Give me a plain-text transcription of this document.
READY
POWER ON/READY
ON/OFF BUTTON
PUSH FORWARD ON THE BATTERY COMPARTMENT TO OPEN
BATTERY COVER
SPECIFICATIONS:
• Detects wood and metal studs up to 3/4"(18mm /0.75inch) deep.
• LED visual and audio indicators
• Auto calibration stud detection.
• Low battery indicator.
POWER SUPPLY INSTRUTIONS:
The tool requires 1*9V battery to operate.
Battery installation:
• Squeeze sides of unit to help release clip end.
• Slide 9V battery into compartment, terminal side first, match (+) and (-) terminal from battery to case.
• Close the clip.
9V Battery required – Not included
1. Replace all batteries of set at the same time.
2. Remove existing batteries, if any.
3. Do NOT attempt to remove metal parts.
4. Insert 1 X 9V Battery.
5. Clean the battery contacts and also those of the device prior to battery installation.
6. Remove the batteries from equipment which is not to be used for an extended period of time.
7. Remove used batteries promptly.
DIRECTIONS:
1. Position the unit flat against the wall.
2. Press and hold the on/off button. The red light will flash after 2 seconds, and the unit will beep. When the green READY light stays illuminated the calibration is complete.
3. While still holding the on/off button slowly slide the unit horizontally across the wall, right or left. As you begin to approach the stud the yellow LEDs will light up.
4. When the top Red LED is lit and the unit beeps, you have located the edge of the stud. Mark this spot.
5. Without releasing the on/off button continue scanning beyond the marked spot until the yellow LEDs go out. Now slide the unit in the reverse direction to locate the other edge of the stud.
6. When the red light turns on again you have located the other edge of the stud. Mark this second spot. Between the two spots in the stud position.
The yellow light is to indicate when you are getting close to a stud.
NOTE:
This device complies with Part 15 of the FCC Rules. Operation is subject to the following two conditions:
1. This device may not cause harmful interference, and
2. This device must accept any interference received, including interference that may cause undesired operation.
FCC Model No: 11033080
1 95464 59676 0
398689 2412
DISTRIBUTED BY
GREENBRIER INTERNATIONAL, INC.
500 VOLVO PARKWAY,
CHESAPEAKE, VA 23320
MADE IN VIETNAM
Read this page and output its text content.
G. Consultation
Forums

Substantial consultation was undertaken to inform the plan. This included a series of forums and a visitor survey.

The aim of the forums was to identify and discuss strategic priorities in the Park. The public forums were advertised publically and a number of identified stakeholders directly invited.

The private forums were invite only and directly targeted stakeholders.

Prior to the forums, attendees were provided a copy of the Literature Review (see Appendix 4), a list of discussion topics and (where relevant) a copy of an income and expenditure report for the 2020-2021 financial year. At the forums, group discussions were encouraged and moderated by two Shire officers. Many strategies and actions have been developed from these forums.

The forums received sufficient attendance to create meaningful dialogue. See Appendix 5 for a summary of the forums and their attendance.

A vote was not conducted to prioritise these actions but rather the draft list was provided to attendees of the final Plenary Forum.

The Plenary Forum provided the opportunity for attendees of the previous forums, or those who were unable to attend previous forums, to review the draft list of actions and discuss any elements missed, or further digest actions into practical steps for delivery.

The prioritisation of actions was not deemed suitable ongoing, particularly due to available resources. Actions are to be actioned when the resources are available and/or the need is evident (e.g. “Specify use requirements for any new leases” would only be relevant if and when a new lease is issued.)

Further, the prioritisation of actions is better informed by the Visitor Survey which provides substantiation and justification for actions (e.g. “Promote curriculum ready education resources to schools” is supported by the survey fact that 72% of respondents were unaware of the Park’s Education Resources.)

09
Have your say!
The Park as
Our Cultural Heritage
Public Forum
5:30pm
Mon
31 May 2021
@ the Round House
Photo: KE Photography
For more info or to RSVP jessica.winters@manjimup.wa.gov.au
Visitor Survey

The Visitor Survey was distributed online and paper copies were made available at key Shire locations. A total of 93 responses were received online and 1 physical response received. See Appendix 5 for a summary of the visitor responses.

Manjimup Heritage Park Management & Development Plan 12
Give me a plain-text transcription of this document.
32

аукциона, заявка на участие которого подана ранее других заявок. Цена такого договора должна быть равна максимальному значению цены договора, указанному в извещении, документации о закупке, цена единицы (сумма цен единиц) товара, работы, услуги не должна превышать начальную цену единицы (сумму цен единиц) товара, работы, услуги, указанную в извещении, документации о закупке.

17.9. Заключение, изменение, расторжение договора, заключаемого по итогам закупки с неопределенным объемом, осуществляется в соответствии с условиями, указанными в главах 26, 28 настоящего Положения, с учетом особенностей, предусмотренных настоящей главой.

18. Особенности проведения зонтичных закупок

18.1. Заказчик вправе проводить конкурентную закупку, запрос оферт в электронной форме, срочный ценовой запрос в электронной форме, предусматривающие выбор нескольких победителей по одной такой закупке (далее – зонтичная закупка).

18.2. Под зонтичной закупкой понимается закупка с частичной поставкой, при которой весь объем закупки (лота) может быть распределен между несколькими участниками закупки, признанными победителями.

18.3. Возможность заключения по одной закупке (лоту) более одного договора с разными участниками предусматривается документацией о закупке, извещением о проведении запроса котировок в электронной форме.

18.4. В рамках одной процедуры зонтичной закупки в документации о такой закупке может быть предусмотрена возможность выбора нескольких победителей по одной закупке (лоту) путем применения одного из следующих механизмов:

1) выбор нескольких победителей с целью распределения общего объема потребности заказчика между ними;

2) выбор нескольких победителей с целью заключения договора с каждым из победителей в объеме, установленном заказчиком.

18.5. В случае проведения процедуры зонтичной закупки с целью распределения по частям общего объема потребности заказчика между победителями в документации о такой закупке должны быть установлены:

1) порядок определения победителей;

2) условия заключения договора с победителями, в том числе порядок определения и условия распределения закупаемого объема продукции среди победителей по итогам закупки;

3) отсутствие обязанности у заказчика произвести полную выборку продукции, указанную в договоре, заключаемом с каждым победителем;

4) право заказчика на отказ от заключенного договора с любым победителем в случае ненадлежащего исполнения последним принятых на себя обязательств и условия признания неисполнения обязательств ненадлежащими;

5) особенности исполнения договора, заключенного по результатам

[TO DO]
Find how many lines of the entries contain "объема". Respond with the number only.

[TASK ANSWER]
3